[Saved entries]

◇ ◇ ◇ ◇

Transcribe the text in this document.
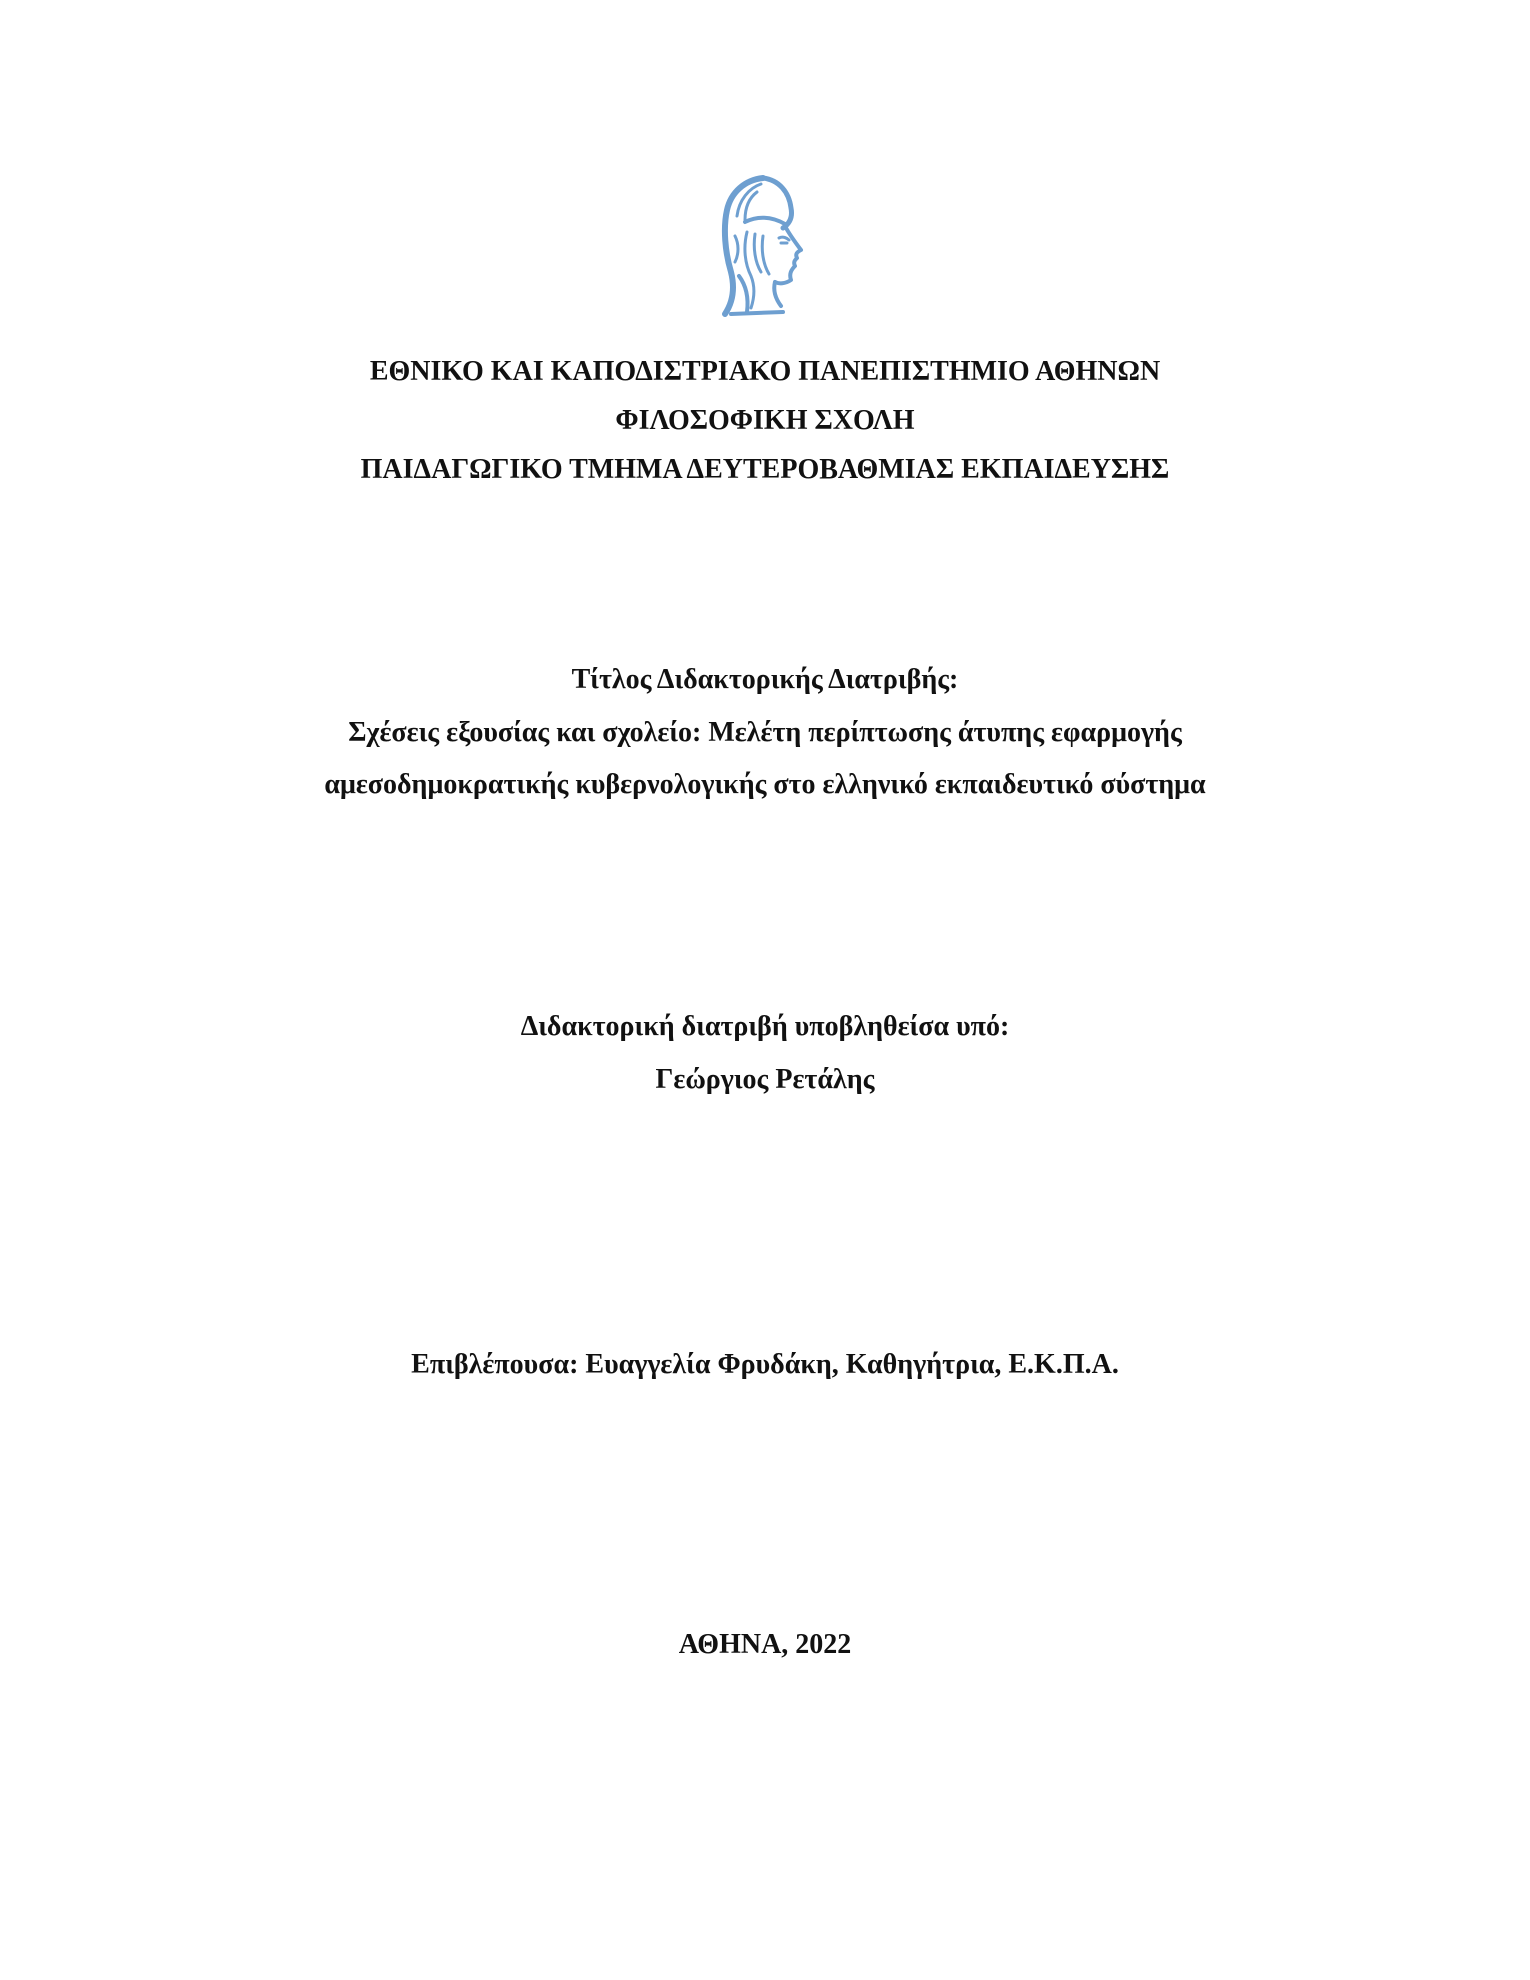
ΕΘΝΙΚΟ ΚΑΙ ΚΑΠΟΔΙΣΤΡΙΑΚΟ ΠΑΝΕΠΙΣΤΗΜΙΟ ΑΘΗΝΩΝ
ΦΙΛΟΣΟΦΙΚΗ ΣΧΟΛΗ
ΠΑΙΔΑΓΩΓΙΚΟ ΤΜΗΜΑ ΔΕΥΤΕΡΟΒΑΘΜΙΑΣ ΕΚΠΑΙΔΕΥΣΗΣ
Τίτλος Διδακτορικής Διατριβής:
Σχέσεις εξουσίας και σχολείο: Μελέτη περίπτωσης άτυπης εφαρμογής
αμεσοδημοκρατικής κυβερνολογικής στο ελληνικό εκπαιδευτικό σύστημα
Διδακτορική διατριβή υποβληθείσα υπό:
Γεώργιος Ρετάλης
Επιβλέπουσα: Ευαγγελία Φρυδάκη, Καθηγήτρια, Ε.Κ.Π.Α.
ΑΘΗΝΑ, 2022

◇ ◇ ◇ ◇

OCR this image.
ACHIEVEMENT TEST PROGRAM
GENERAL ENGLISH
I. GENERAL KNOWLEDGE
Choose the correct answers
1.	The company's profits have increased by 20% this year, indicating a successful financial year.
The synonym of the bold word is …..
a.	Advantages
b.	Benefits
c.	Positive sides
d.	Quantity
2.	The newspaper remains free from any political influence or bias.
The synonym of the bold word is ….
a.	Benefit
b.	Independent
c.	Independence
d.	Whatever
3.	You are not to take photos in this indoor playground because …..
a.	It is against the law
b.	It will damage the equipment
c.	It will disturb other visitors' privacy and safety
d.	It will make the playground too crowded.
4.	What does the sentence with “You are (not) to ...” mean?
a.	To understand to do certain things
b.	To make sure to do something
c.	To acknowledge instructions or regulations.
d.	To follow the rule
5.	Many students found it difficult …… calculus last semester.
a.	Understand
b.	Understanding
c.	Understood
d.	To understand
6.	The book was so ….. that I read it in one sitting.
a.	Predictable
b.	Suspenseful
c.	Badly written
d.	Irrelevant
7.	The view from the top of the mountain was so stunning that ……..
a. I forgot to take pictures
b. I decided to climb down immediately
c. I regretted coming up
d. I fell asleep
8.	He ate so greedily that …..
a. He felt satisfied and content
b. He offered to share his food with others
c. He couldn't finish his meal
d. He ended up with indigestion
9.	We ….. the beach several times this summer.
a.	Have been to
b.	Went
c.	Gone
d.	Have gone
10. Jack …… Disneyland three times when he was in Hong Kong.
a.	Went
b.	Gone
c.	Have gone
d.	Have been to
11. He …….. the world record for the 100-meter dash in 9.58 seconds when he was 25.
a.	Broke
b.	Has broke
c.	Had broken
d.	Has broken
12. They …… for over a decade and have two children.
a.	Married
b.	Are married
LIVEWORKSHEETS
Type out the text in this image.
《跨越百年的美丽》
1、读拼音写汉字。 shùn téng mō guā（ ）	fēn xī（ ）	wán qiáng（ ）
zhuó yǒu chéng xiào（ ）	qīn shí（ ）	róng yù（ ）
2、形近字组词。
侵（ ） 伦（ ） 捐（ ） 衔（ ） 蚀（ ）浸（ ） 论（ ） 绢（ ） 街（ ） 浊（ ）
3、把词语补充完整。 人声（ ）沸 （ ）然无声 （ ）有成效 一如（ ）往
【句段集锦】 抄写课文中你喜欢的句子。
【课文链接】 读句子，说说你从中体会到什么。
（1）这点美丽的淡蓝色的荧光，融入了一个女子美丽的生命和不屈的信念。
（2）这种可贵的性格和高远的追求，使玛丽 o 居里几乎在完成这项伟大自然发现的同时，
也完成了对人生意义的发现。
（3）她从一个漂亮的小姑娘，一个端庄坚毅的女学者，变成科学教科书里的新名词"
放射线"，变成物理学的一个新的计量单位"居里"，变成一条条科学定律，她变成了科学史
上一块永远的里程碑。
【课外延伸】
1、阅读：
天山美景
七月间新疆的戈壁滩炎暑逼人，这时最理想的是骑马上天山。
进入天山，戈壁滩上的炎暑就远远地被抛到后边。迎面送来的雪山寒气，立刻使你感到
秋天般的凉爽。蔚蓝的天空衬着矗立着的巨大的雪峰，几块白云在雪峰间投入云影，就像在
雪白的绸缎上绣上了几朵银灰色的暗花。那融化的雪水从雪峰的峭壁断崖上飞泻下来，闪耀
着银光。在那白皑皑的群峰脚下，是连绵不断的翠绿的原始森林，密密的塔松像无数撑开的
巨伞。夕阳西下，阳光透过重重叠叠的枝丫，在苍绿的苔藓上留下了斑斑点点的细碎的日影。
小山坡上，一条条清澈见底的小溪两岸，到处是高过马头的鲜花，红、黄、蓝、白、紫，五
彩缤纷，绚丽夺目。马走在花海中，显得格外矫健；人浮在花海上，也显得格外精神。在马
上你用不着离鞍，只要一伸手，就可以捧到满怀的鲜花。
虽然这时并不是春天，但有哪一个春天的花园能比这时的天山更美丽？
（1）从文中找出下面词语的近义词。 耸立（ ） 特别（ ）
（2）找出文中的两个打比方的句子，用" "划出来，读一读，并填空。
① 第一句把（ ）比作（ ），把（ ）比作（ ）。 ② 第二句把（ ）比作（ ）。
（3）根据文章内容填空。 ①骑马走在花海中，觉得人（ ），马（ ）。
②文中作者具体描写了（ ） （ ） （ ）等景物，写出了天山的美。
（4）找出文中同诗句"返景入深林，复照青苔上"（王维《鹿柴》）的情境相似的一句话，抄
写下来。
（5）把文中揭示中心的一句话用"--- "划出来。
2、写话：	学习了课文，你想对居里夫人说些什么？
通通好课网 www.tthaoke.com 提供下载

◇ ◇ ◇ ◇

WHAT THE TASK REQUIRES
Copy out all lines where the word "synonym" appears.

CORRECT ANSWER
The synonym of the bold word is …..
The synonym of the bold word is ….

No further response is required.